# [TASK TO CARRY OUT]
Without the pictures, give the entries below again exactly as written.

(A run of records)

= = = = = = =

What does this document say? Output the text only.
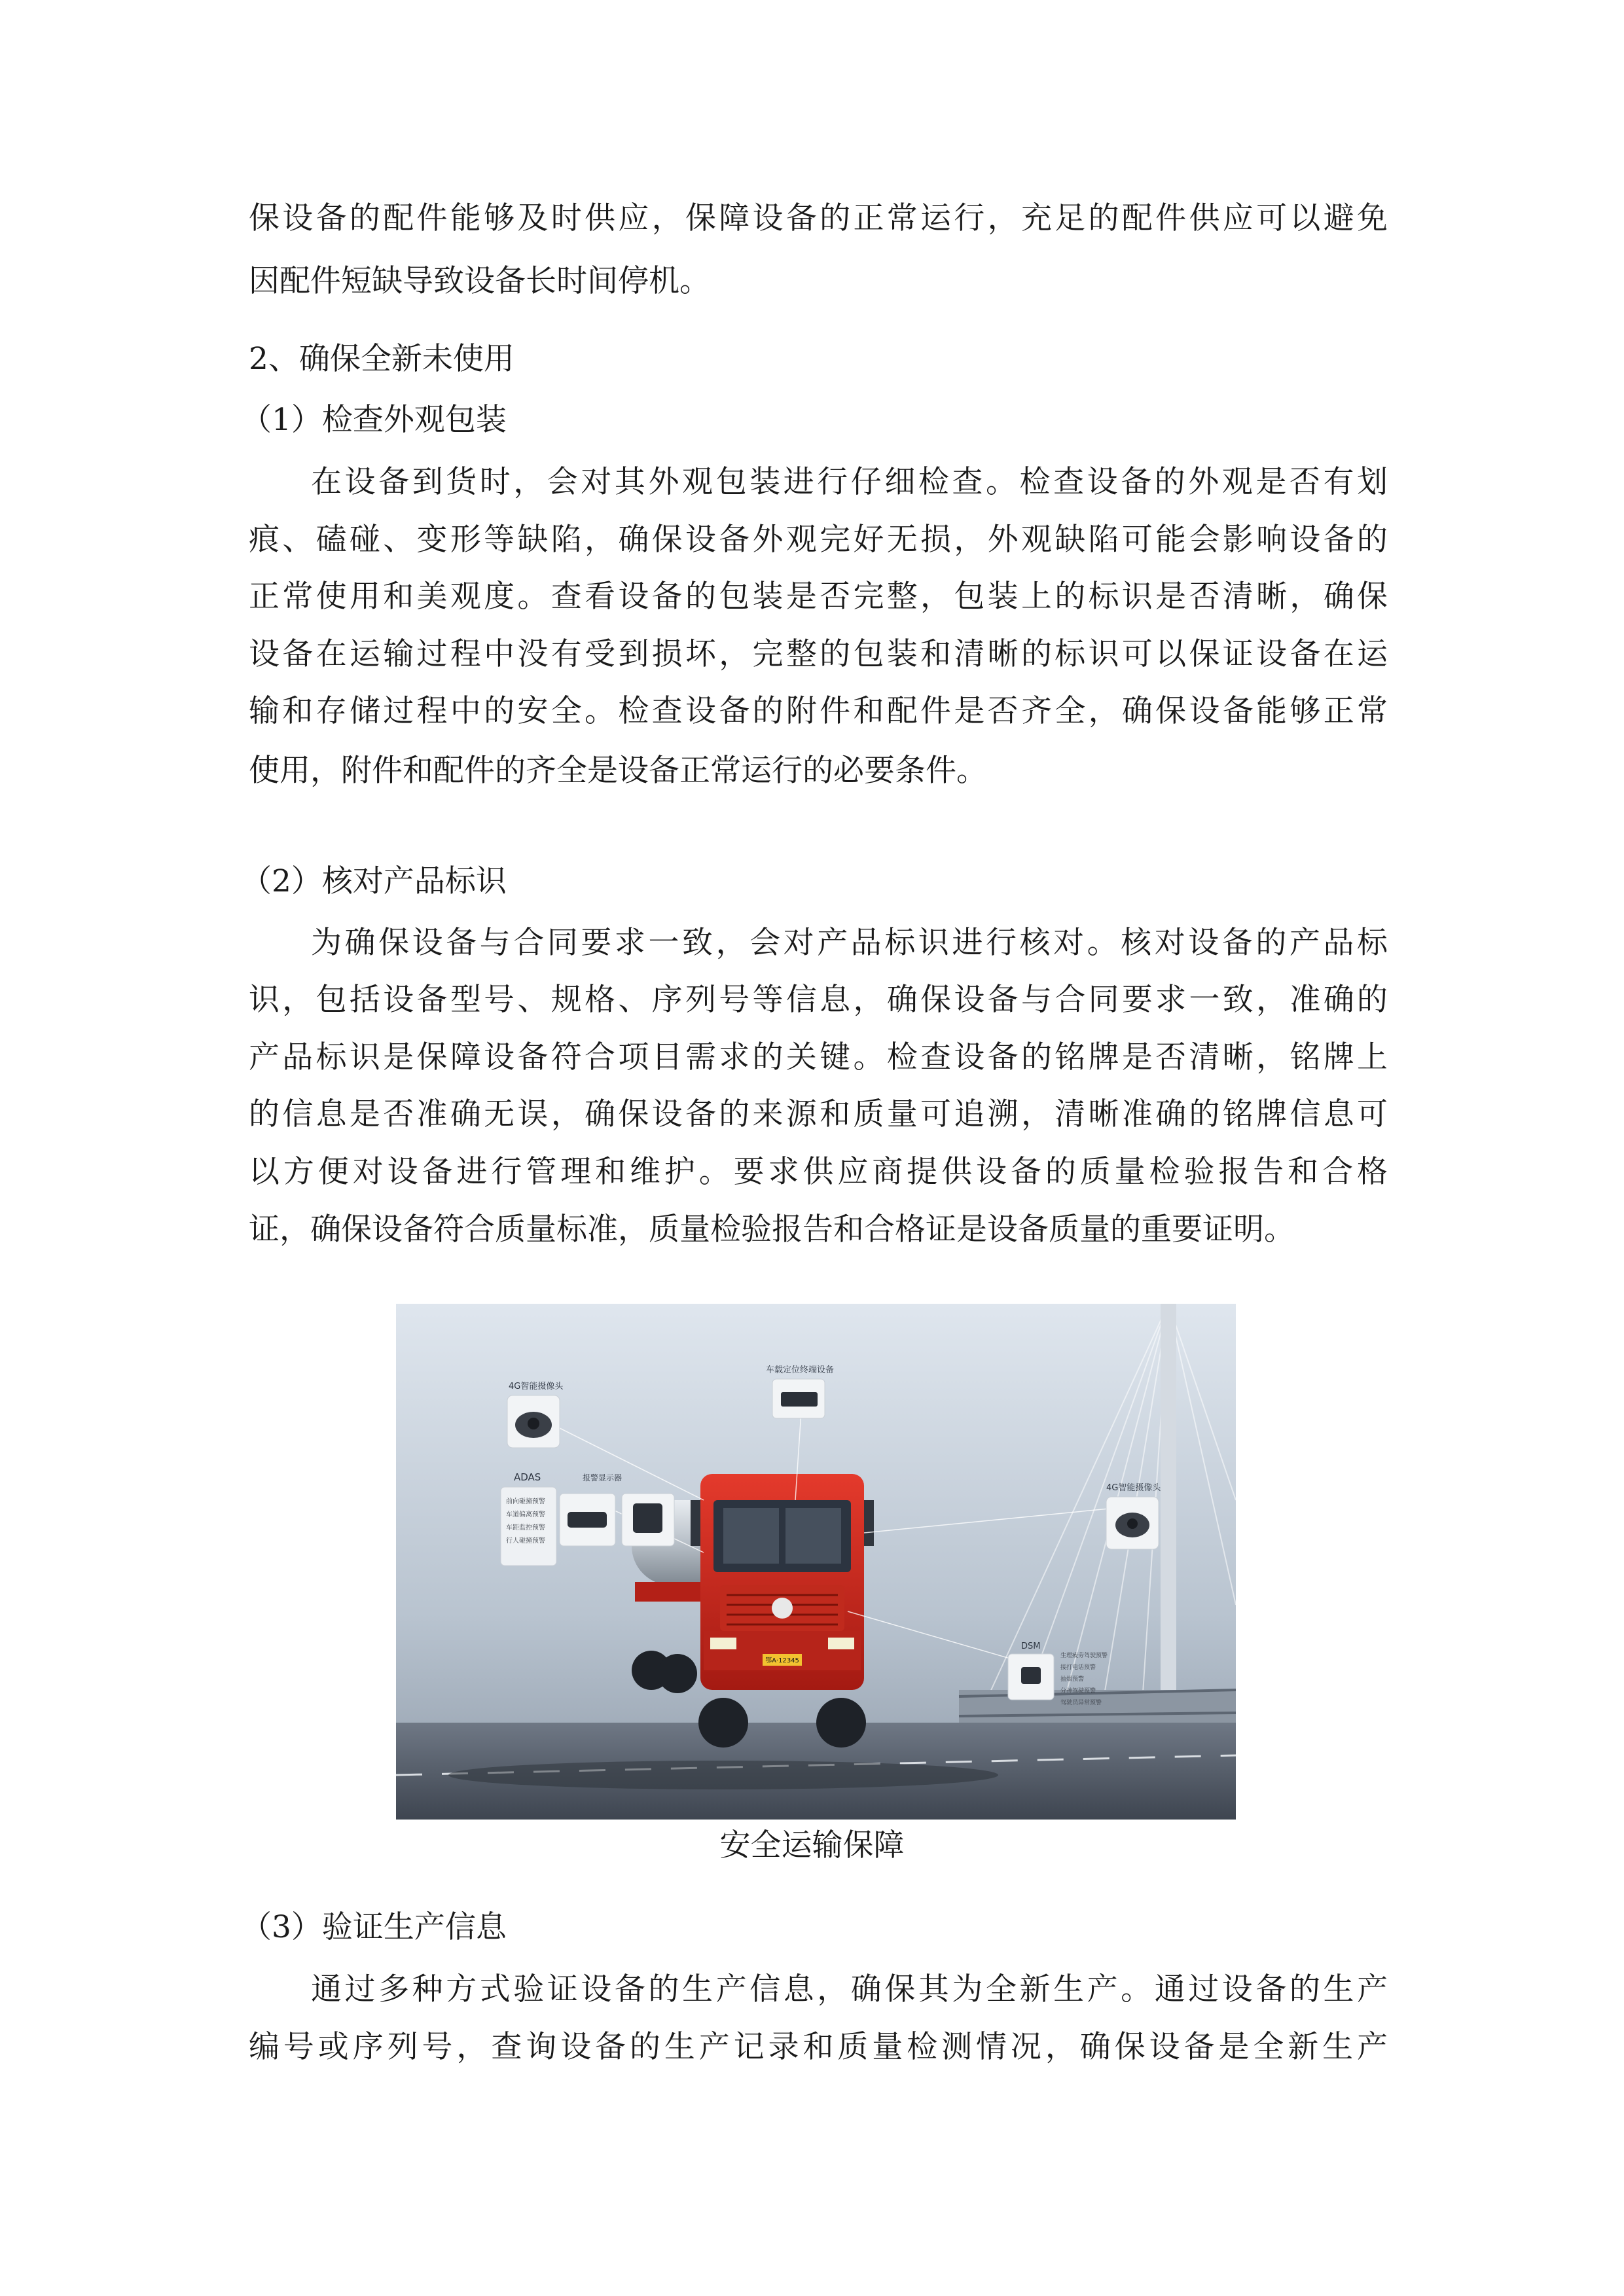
保设备的配件能够及时供应，保障设备的正常运行，充足的配件供应可以避免
因配件短缺导致设备长时间停机。
2、确保全新未使用
（1）检查外观包装
在设备到货时，会对其外观包装进行仔细检查。检查设备的外观是否有划
痕、磕碰、变形等缺陷，确保设备外观完好无损，外观缺陷可能会影响设备的
正常使用和美观度。查看设备的包装是否完整，包装上的标识是否清晰，确保
设备在运输过程中没有受到损坏，完整的包装和清晰的标识可以保证设备在运
输和存储过程中的安全。检查设备的附件和配件是否齐全，确保设备能够正常
使用，附件和配件的齐全是设备正常运行的必要条件。
（2）核对产品标识
为确保设备与合同要求一致，会对产品标识进行核对。核对设备的产品标
识，包括设备型号、规格、序列号等信息，确保设备与合同要求一致，准确的
产品标识是保障设备符合项目需求的关键。检查设备的铭牌是否清晰，铭牌上
的信息是否准确无误，确保设备的来源和质量可追溯，清晰准确的铭牌信息可
以方便对设备进行管理和维护。要求供应商提供设备的质量检验报告和合格
证，确保设备符合质量标准，质量检验报告和合格证是设备质量的重要证明。
4G智能摄像头
车载定位终端设备
ADAS	报警显示器
前向碰撞预警
车道偏离预警
车距监控预警
行人碰撞预警
4G智能摄像头
DSM
生理疲劳驾驶预警
接打电话预警
抽烟预警
分神驾驶预警
驾驶员异常预警
鄂A·12345
安全运输保障
（3）验证生产信息
通过多种方式验证设备的生产信息，确保其为全新生产。通过设备的生产
编号或序列号，查询设备的生产记录和质量检测情况，确保设备是全新生产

= = = = = = =

# [EXPECTED OUTPUT]
What does this document say? Output the text only.
保设备的配件能够及时供应，保障设备的正常运行，充足的配件供应可以避免
因配件短缺导致设备长时间停机。
2、确保全新未使用
（1）检查外观包装
在设备到货时，会对其外观包装进行仔细检查。检查设备的外观是否有划
痕、磕碰、变形等缺陷，确保设备外观完好无损，外观缺陷可能会影响设备的
正常使用和美观度。查看设备的包装是否完整，包装上的标识是否清晰，确保
设备在运输过程中没有受到损坏，完整的包装和清晰的标识可以保证设备在运
输和存储过程中的安全。检查设备的附件和配件是否齐全，确保设备能够正常
使用，附件和配件的齐全是设备正常运行的必要条件。
（2）核对产品标识
为确保设备与合同要求一致，会对产品标识进行核对。核对设备的产品标
识，包括设备型号、规格、序列号等信息，确保设备与合同要求一致，准确的
产品标识是保障设备符合项目需求的关键。检查设备的铭牌是否清晰，铭牌上
的信息是否准确无误，确保设备的来源和质量可追溯，清晰准确的铭牌信息可
以方便对设备进行管理和维护。要求供应商提供设备的质量检验报告和合格
证，确保设备符合质量标准，质量检验报告和合格证是设备质量的重要证明。
4G智能摄像头
车载定位终端设备
ADAS	报警显示器
前向碰撞预警
车道偏离预警
车距监控预警
行人碰撞预警
4G智能摄像头
DSM
生理疲劳驾驶预警
接打电话预警
抽烟预警
分神驾驶预警
驾驶员异常预警
鄂A·12345
安全运输保障
（3）验证生产信息
通过多种方式验证设备的生产信息，确保其为全新生产。通过设备的生产
编号或序列号，查询设备的生产记录和质量检测情况，确保设备是全新生产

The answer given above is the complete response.